**Set problem**
How many lines hold the string "median"? Give only the number.

--- Begin The input ---

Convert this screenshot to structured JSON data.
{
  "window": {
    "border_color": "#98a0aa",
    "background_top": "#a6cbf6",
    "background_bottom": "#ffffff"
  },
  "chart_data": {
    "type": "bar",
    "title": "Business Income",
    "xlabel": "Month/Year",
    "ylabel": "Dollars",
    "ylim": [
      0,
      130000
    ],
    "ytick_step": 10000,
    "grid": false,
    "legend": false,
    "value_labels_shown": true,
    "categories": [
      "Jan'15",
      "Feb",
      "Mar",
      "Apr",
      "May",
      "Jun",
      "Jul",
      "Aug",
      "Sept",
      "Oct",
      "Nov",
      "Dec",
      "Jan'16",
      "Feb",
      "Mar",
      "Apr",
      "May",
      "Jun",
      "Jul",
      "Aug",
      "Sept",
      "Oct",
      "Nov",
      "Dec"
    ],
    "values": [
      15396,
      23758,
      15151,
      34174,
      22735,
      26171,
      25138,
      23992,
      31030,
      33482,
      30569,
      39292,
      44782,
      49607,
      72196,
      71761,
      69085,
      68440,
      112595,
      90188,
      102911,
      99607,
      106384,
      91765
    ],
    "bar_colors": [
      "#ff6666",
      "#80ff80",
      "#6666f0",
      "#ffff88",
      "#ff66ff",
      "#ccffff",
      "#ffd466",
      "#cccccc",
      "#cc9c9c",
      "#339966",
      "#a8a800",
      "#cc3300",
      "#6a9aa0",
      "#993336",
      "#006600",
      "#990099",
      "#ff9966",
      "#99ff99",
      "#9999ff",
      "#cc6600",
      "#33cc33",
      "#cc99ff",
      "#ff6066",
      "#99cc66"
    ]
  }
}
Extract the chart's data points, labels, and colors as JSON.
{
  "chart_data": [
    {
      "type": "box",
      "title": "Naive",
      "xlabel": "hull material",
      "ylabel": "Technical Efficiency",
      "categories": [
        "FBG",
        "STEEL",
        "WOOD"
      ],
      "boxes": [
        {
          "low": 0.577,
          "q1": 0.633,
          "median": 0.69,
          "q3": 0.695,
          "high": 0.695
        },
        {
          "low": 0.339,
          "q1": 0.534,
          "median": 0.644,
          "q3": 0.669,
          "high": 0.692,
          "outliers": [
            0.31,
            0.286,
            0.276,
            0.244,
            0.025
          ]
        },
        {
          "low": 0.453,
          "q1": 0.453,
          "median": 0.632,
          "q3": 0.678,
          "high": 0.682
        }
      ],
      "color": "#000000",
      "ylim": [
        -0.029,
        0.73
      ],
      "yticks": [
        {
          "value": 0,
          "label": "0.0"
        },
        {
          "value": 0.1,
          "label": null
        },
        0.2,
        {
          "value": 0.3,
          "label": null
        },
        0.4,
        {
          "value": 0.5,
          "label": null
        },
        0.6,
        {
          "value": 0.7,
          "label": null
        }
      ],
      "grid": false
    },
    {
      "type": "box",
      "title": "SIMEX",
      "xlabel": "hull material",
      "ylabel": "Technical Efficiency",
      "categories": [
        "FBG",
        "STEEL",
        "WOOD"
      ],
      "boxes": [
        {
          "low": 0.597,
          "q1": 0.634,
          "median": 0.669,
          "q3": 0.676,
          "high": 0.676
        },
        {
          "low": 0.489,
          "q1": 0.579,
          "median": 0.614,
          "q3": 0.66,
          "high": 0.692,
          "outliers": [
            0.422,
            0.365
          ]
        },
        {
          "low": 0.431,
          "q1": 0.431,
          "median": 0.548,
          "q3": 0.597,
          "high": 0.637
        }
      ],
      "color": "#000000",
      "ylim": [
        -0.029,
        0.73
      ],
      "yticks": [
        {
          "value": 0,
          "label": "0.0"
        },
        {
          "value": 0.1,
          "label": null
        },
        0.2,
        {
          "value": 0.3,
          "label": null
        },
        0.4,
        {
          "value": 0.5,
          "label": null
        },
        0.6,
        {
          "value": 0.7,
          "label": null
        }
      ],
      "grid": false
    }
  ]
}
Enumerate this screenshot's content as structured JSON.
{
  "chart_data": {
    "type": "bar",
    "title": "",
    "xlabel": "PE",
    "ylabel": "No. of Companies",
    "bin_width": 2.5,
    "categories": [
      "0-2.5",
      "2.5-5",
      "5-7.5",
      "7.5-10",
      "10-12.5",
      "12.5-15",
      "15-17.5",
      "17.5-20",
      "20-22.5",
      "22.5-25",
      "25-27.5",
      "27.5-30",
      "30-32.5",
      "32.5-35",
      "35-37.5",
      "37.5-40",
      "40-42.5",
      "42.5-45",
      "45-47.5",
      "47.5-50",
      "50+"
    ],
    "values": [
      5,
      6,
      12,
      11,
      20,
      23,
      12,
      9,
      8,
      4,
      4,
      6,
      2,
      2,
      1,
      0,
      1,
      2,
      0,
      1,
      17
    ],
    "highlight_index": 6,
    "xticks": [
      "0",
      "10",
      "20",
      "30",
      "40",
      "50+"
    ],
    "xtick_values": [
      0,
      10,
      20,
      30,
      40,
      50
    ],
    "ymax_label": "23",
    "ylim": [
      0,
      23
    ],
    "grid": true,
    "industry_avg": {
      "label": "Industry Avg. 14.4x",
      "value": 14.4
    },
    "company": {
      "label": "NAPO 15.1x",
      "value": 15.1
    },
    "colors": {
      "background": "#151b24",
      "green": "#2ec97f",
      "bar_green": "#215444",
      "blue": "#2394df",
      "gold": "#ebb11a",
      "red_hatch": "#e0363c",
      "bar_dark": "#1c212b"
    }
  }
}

--- End The input ---

**Written solution**
6